_Instruction_
Your reply should be one number: the count of lines holding the word "milliers".

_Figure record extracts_
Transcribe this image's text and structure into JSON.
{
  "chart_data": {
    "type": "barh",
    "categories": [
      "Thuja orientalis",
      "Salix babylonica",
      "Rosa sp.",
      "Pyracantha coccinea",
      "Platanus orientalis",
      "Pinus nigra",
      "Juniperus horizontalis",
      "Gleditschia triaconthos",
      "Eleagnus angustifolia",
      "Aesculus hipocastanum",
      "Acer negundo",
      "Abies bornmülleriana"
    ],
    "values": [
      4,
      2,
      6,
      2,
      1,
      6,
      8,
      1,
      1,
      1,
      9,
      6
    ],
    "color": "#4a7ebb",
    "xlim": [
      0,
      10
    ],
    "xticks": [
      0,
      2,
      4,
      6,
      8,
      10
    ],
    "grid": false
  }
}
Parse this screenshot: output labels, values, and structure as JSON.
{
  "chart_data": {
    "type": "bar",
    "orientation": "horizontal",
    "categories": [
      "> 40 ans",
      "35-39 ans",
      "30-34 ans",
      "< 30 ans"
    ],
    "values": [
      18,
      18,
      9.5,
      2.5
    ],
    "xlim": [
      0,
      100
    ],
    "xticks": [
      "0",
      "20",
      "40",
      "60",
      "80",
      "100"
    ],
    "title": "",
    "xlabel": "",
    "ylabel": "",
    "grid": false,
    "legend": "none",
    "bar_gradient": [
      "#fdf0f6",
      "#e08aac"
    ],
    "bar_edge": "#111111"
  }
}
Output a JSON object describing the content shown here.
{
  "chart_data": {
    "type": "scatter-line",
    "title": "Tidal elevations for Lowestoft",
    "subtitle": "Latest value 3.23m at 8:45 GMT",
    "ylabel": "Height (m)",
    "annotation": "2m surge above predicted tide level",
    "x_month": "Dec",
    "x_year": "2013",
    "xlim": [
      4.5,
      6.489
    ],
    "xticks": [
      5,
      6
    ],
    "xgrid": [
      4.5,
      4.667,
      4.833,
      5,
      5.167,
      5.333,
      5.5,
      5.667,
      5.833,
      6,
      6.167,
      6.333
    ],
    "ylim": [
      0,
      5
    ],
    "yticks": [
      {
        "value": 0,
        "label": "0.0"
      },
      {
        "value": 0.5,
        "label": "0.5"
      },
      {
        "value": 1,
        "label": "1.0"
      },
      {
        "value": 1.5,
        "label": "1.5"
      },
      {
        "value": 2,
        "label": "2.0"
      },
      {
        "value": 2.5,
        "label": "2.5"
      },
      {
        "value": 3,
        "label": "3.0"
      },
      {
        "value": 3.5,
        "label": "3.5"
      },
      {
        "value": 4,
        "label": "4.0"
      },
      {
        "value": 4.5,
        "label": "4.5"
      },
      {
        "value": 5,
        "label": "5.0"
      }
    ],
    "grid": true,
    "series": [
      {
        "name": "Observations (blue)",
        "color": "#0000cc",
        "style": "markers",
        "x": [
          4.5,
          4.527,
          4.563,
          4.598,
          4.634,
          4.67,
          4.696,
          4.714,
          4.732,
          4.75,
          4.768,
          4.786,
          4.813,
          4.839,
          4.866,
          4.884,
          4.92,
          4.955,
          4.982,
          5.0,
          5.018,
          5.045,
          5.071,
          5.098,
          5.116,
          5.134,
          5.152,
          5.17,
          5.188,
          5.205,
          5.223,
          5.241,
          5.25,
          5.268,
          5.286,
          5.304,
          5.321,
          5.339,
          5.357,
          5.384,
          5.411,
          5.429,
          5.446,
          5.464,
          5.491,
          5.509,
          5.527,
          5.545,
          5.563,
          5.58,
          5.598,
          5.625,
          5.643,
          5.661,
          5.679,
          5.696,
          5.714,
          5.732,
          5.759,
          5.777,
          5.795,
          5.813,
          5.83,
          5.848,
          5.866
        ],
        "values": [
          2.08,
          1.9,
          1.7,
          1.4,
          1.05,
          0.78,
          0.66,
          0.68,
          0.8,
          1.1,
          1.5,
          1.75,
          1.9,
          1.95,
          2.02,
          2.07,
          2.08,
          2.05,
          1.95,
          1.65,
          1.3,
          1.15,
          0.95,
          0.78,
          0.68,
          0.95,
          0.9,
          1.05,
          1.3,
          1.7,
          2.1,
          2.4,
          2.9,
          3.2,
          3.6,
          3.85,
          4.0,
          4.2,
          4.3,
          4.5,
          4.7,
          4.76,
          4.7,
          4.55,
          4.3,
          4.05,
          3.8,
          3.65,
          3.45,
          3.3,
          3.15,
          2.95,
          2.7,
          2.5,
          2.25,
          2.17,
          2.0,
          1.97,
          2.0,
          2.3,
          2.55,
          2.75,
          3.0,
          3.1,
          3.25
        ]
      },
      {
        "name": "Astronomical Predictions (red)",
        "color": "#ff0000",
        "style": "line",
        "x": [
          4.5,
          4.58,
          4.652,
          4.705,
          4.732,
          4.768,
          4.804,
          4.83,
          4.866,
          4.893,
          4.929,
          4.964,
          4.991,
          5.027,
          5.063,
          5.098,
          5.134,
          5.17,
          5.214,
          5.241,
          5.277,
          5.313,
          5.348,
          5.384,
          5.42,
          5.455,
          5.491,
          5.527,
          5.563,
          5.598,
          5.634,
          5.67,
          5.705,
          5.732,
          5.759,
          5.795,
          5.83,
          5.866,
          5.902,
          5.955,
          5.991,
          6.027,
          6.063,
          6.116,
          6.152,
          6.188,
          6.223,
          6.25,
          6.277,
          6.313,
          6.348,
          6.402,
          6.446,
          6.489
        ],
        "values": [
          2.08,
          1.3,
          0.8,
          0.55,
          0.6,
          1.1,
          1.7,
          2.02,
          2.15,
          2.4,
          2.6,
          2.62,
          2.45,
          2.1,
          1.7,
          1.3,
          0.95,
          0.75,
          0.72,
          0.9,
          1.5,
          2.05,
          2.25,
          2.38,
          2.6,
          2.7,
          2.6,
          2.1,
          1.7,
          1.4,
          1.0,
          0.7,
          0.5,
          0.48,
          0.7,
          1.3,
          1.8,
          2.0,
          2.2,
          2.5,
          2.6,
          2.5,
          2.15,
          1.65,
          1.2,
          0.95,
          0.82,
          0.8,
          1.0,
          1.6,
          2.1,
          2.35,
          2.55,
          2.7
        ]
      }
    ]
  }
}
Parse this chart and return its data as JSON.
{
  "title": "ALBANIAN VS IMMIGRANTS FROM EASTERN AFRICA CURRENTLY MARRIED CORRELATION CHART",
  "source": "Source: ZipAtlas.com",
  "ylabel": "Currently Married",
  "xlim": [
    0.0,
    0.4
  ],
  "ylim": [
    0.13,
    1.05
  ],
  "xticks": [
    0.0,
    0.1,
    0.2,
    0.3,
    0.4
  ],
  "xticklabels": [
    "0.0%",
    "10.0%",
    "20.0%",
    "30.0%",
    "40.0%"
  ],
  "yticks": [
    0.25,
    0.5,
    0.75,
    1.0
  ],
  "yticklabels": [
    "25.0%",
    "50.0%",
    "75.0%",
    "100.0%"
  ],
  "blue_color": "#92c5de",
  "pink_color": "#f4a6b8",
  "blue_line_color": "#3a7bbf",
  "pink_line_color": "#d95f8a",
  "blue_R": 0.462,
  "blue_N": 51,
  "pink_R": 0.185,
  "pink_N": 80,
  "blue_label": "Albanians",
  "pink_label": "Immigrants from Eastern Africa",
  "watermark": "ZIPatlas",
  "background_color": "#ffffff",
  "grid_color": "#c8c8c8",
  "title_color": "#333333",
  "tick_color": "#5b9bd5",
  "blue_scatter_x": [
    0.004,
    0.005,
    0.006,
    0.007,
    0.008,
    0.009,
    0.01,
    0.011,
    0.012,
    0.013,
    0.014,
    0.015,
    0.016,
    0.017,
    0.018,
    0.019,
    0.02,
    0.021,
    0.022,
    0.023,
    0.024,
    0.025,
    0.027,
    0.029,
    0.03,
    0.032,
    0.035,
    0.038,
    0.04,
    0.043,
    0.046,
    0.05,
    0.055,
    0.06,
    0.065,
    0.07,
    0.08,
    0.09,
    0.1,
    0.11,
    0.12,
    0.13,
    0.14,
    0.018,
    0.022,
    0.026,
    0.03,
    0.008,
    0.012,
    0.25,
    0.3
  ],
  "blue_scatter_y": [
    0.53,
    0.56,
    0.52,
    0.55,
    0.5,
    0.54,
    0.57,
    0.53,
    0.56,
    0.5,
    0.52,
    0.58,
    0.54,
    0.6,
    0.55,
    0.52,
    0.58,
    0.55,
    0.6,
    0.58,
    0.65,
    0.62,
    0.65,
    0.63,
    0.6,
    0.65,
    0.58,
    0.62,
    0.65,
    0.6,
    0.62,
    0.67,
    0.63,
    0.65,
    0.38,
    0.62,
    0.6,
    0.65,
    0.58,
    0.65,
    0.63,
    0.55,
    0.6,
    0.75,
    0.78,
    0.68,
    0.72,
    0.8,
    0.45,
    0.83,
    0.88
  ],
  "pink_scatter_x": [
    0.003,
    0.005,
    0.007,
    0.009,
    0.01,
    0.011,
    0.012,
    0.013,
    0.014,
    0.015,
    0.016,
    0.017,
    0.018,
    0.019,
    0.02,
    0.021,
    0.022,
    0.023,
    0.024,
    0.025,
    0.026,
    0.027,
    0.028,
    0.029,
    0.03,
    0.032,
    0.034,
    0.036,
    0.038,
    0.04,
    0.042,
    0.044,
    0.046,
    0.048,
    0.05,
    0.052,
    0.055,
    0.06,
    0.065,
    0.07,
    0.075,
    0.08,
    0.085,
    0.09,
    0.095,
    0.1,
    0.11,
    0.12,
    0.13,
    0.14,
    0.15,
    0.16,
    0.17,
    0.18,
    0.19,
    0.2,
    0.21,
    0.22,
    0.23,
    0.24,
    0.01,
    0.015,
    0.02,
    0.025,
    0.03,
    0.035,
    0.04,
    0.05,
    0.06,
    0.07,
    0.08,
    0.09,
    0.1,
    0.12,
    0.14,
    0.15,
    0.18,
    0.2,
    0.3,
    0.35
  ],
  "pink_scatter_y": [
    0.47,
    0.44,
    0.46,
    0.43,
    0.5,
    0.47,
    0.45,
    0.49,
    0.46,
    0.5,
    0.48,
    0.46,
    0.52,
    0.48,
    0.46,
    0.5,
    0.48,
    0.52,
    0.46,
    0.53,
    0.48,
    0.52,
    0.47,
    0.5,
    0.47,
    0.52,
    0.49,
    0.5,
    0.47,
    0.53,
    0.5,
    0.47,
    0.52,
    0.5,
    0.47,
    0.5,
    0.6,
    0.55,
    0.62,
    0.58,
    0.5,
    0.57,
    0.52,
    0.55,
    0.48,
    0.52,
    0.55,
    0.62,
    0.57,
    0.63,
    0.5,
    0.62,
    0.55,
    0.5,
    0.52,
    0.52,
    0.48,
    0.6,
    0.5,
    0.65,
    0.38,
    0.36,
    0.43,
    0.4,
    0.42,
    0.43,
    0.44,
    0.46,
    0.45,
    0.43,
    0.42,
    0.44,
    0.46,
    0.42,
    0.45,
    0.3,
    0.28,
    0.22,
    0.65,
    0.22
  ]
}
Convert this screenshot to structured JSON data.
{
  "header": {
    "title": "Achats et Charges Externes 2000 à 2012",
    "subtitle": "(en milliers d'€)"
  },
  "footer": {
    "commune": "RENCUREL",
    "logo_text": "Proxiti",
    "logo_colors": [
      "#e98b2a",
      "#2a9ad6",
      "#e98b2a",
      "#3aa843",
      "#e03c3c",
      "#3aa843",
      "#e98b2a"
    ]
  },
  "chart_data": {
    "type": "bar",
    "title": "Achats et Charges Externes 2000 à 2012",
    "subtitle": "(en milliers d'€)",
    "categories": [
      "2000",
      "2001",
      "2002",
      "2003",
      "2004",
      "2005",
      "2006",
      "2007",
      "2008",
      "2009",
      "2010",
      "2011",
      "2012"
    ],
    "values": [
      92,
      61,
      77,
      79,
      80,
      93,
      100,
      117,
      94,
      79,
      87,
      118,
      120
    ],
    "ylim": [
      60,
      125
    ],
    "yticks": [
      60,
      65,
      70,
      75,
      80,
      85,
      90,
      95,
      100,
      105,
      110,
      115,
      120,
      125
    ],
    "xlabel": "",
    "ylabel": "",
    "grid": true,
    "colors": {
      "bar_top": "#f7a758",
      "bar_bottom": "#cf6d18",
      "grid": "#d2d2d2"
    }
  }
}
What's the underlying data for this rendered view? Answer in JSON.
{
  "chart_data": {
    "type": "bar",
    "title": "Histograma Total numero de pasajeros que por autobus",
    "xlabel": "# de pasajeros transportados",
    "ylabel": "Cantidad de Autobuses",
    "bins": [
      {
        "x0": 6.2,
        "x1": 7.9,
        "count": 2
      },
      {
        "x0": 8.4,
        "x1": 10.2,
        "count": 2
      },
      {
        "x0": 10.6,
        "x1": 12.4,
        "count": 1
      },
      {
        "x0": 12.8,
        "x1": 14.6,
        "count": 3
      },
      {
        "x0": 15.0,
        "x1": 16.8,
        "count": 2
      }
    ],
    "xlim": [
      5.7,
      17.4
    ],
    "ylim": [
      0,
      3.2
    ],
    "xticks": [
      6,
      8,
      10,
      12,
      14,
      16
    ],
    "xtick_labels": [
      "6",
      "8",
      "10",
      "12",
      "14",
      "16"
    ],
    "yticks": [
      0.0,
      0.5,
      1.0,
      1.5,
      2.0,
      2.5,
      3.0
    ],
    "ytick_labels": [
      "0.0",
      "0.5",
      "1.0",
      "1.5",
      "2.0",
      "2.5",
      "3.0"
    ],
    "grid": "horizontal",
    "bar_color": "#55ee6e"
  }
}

_Completed task_
2